# START OF MATERIAL TO PROCESS
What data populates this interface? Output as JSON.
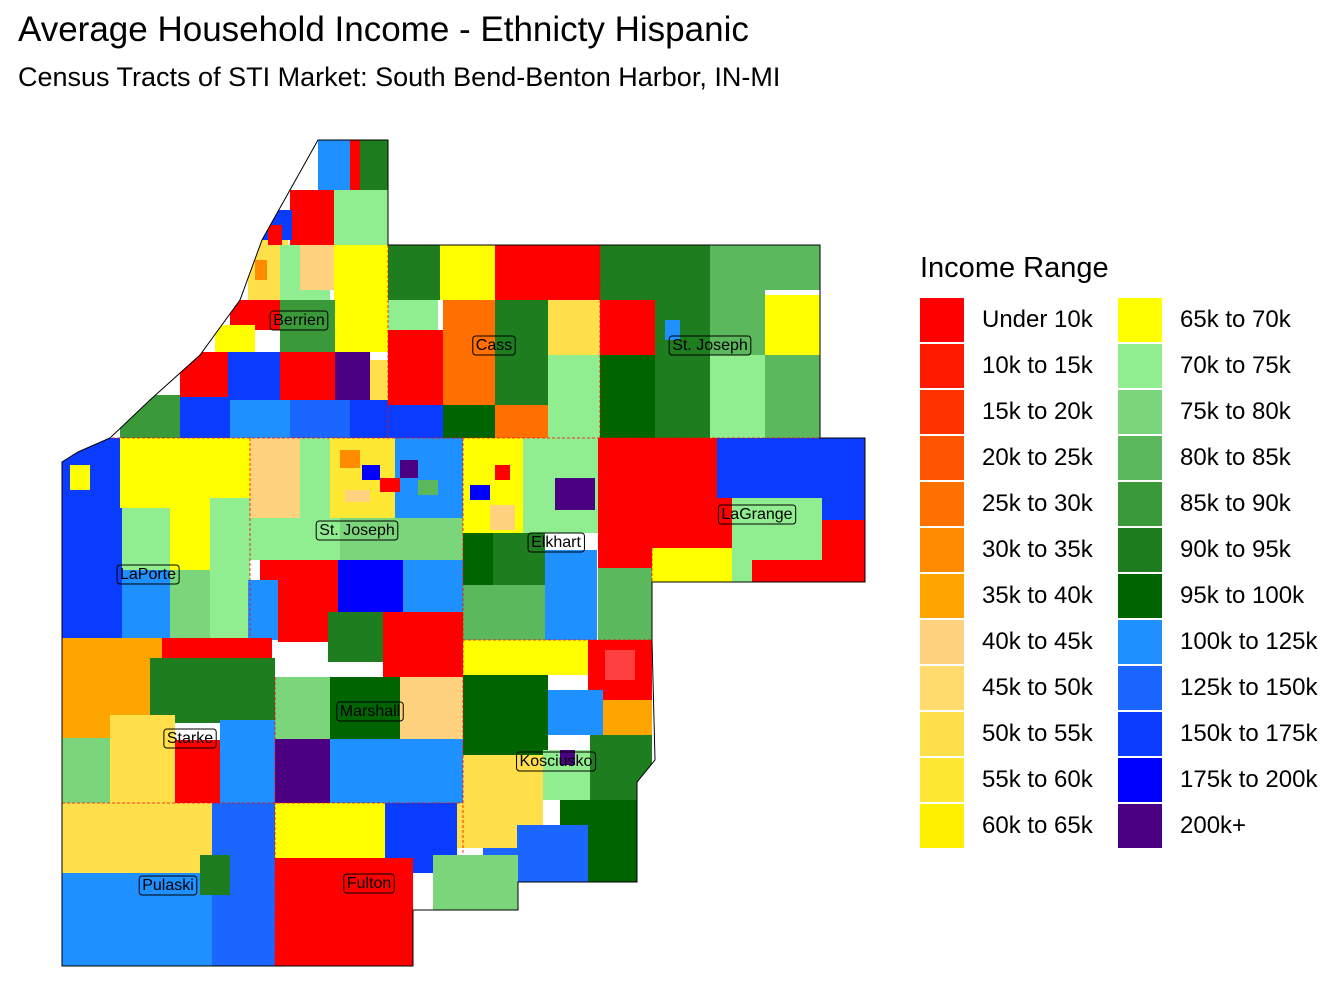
{
  "title": "Average Household Income - Ethnicty Hispanic",
  "subtitle": "Census Tracts of STI Market: South Bend-Benton Harbor, IN-MI",
  "legend": {
    "title": "Income Range",
    "items": [
      {
        "label": "Under 10k",
        "color": "#ff0000"
      },
      {
        "label": "10k to 15k",
        "color": "#ff1a00"
      },
      {
        "label": "15k to 20k",
        "color": "#ff3300"
      },
      {
        "label": "20k to 25k",
        "color": "#ff5500"
      },
      {
        "label": "25k to 30k",
        "color": "#ff7000"
      },
      {
        "label": "30k to 35k",
        "color": "#ff8c00"
      },
      {
        "label": "35k to 40k",
        "color": "#ffa500"
      },
      {
        "label": "40k to 45k",
        "color": "#ffd27f"
      },
      {
        "label": "45k to 50k",
        "color": "#ffdb6e"
      },
      {
        "label": "50k to 55k",
        "color": "#ffe04a"
      },
      {
        "label": "55k to 60k",
        "color": "#ffe833"
      },
      {
        "label": "60k to 65k",
        "color": "#fff000"
      },
      {
        "label": "65k to 70k",
        "color": "#ffff00"
      },
      {
        "label": "70k to 75k",
        "color": "#90ee90"
      },
      {
        "label": "75k to 80k",
        "color": "#7bd67b"
      },
      {
        "label": "80k to 85k",
        "color": "#5cb85c"
      },
      {
        "label": "85k to 90k",
        "color": "#3a9a3a"
      },
      {
        "label": "90k to 95k",
        "color": "#1e7d1e"
      },
      {
        "label": "95k to 100k",
        "color": "#006400"
      },
      {
        "label": "100k to 125k",
        "color": "#1e90ff"
      },
      {
        "label": "125k to 150k",
        "color": "#1a66ff"
      },
      {
        "label": "150k to 175k",
        "color": "#0a3cff"
      },
      {
        "label": "175k to 200k",
        "color": "#0000ff"
      },
      {
        "label": "200k+",
        "color": "#4b0082"
      }
    ]
  },
  "counties": [
    "Berrien",
    "Cass",
    "St. Joseph",
    "LaGrange",
    "St. Joseph",
    "Elkhart",
    "LaPorte",
    "Marshall",
    "Starke",
    "Kosciusko",
    "Pulaski",
    "Fulton"
  ]
}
# END OF MATERIAL TO PROCESS
**WHAT THE EXERCISE ASKS**
Set down the records in full and exactly. Do not carry over any image.

**FINAL RESULT**
What data populates this interface? Output as JSON.
{
  "title": "Average Household Income - Ethnicty Hispanic",
  "subtitle": "Census Tracts of STI Market: South Bend-Benton Harbor, IN-MI",
  "legend": {
    "title": "Income Range",
    "items": [
      {
        "label": "Under 10k",
        "color": "#ff0000"
      },
      {
        "label": "10k to 15k",
        "color": "#ff1a00"
      },
      {
        "label": "15k to 20k",
        "color": "#ff3300"
      },
      {
        "label": "20k to 25k",
        "color": "#ff5500"
      },
      {
        "label": "25k to 30k",
        "color": "#ff7000"
      },
      {
        "label": "30k to 35k",
        "color": "#ff8c00"
      },
      {
        "label": "35k to 40k",
        "color": "#ffa500"
      },
      {
        "label": "40k to 45k",
        "color": "#ffd27f"
      },
      {
        "label": "45k to 50k",
        "color": "#ffdb6e"
      },
      {
        "label": "50k to 55k",
        "color": "#ffe04a"
      },
      {
        "label": "55k to 60k",
        "color": "#ffe833"
      },
      {
        "label": "60k to 65k",
        "color": "#fff000"
      },
      {
        "label": "65k to 70k",
        "color": "#ffff00"
      },
      {
        "label": "70k to 75k",
        "color": "#90ee90"
      },
      {
        "label": "75k to 80k",
        "color": "#7bd67b"
      },
      {
        "label": "80k to 85k",
        "color": "#5cb85c"
      },
      {
        "label": "85k to 90k",
        "color": "#3a9a3a"
      },
      {
        "label": "90k to 95k",
        "color": "#1e7d1e"
      },
      {
        "label": "95k to 100k",
        "color": "#006400"
      },
      {
        "label": "100k to 125k",
        "color": "#1e90ff"
      },
      {
        "label": "125k to 150k",
        "color": "#1a66ff"
      },
      {
        "label": "150k to 175k",
        "color": "#0a3cff"
      },
      {
        "label": "175k to 200k",
        "color": "#0000ff"
      },
      {
        "label": "200k+",
        "color": "#4b0082"
      }
    ]
  },
  "counties": [
    "Berrien",
    "Cass",
    "St. Joseph",
    "LaGrange",
    "St. Joseph",
    "Elkhart",
    "LaPorte",
    "Marshall",
    "Starke",
    "Kosciusko",
    "Pulaski",
    "Fulton"
  ]
}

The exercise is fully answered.